→ REQUIRED TASK
Your task is to copy every line of the records below that contains "chloe".

━━━━━━━━━━

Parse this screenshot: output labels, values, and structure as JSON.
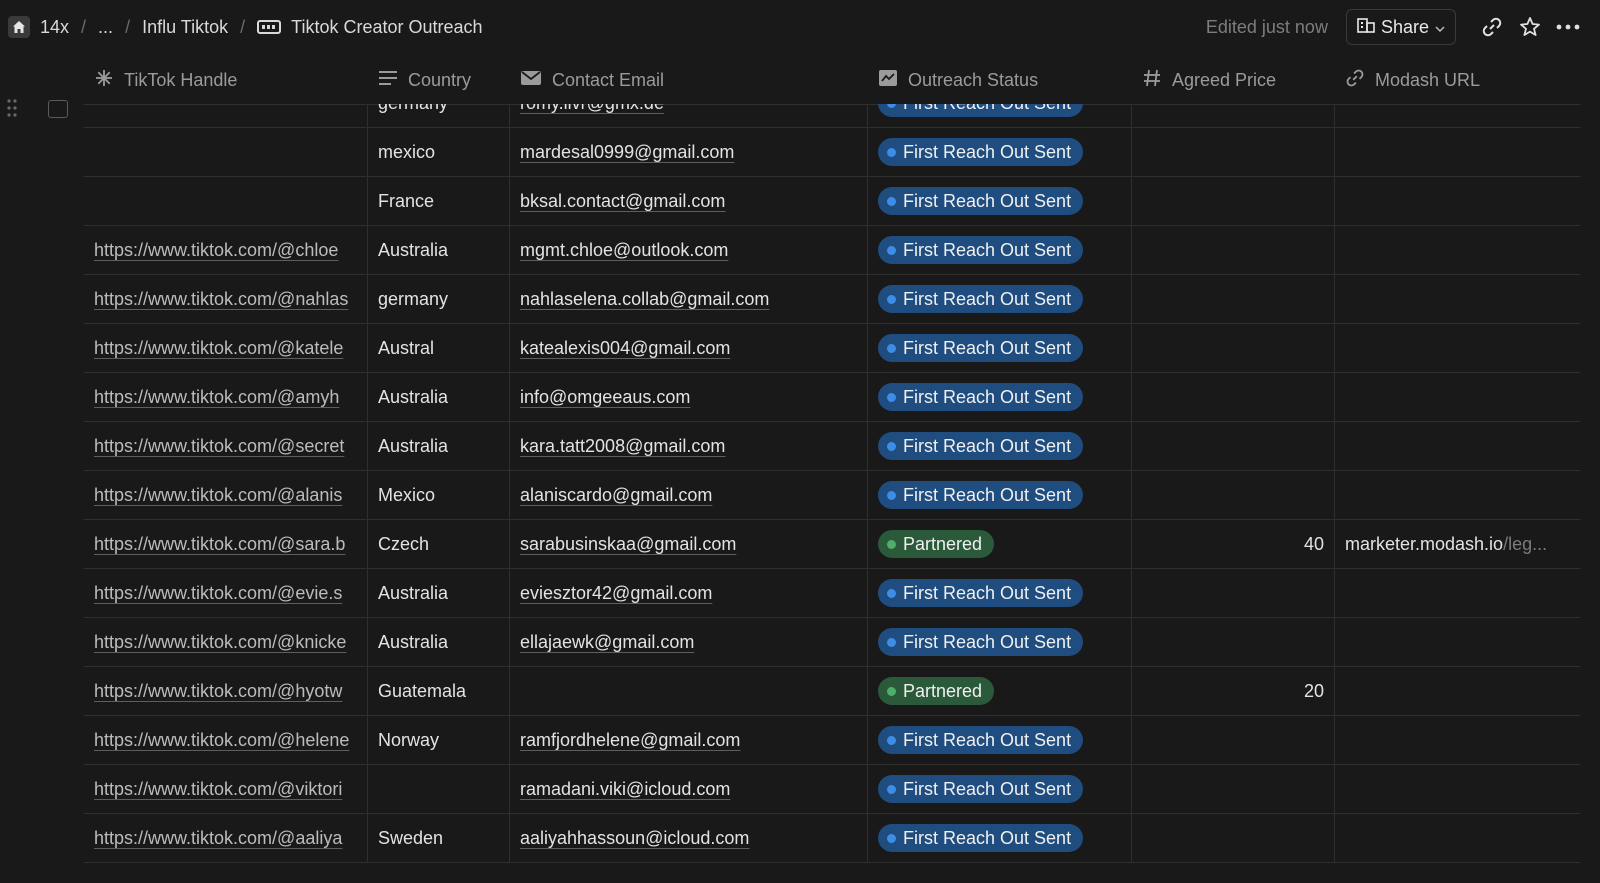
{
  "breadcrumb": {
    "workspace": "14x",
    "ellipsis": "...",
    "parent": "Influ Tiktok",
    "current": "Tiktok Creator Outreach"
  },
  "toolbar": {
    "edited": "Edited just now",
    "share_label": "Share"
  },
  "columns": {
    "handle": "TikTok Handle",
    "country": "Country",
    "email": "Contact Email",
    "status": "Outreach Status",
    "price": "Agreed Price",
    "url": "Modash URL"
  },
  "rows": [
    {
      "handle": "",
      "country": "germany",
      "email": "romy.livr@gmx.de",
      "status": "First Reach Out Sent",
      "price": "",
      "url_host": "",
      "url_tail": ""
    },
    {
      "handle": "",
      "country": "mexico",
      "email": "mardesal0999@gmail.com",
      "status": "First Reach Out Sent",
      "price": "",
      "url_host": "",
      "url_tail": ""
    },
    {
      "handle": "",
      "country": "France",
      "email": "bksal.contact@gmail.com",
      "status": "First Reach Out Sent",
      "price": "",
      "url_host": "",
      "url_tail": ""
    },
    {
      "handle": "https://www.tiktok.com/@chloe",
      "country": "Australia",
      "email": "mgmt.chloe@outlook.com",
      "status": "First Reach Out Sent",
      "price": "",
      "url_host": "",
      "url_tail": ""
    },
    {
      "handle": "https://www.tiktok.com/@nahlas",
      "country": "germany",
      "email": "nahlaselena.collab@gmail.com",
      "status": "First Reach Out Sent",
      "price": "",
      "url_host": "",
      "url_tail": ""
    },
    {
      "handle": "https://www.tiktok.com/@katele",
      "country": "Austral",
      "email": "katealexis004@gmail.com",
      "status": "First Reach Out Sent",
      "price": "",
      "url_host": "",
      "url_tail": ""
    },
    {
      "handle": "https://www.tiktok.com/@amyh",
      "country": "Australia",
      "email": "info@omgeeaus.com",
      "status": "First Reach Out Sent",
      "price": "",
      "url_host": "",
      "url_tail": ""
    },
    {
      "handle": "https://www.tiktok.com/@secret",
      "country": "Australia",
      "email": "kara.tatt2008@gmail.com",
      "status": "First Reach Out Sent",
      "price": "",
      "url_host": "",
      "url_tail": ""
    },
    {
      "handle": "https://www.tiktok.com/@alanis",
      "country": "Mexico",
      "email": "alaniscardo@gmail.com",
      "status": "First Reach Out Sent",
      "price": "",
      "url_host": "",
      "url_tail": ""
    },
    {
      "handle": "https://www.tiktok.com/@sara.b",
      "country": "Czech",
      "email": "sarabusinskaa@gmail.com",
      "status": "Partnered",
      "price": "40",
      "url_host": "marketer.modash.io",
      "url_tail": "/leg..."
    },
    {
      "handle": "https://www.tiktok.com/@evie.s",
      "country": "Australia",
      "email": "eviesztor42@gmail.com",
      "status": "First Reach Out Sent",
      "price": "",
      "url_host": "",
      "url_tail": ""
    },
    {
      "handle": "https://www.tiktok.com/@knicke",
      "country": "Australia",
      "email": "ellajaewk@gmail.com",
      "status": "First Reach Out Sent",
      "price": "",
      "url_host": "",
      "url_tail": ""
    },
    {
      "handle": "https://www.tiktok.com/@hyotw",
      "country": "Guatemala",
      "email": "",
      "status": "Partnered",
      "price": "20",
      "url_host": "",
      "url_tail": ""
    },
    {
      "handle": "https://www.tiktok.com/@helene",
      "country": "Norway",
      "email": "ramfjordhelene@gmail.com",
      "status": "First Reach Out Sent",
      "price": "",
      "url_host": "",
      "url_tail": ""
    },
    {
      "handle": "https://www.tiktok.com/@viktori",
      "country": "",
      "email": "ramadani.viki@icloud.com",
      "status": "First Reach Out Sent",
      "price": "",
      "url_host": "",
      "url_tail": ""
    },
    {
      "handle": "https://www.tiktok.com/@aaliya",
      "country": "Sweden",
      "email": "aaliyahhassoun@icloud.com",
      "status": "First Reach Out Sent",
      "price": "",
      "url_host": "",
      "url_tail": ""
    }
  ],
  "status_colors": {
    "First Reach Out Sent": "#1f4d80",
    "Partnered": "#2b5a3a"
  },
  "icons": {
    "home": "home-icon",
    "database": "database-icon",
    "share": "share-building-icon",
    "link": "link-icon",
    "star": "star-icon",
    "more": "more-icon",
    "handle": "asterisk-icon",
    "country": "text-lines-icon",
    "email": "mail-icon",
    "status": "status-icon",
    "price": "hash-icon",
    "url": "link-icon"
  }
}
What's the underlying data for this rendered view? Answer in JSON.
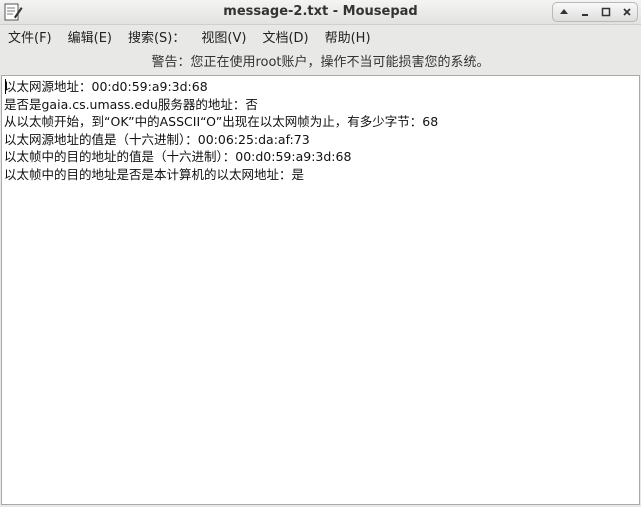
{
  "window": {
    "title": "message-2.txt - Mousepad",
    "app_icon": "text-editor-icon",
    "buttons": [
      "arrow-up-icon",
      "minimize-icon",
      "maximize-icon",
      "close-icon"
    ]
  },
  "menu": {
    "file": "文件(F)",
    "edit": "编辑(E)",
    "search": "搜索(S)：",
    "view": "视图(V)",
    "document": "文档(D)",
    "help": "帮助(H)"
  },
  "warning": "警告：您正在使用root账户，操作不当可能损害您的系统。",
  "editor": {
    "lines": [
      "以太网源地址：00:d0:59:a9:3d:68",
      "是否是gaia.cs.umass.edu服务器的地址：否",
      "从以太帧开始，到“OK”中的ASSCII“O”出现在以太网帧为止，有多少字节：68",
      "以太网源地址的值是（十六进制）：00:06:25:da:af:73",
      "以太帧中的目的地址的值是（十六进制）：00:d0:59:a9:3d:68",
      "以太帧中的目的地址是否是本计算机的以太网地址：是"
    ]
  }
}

━━━━━━━━━━

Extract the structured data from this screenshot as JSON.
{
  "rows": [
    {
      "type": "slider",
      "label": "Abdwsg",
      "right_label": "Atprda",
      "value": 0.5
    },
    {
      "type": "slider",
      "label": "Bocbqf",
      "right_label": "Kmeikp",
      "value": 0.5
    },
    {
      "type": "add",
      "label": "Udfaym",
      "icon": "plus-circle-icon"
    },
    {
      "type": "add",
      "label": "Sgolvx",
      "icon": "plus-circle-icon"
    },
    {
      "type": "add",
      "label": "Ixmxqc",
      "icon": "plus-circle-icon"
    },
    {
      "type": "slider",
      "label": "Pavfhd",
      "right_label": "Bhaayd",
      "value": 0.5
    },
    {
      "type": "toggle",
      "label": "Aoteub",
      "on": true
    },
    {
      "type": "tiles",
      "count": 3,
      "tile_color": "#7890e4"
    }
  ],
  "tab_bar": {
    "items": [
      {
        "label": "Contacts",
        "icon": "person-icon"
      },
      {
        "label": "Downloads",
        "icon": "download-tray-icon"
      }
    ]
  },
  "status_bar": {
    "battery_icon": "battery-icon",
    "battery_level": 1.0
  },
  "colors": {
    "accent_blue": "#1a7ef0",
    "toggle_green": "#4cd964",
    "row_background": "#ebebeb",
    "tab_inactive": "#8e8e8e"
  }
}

━━━━━━━━━━

→ RESPONSE TO THIS TASK
      "handle": "https://www.tiktok.com/@chloe",
      "email": "mgmt.chloe@outlook.com",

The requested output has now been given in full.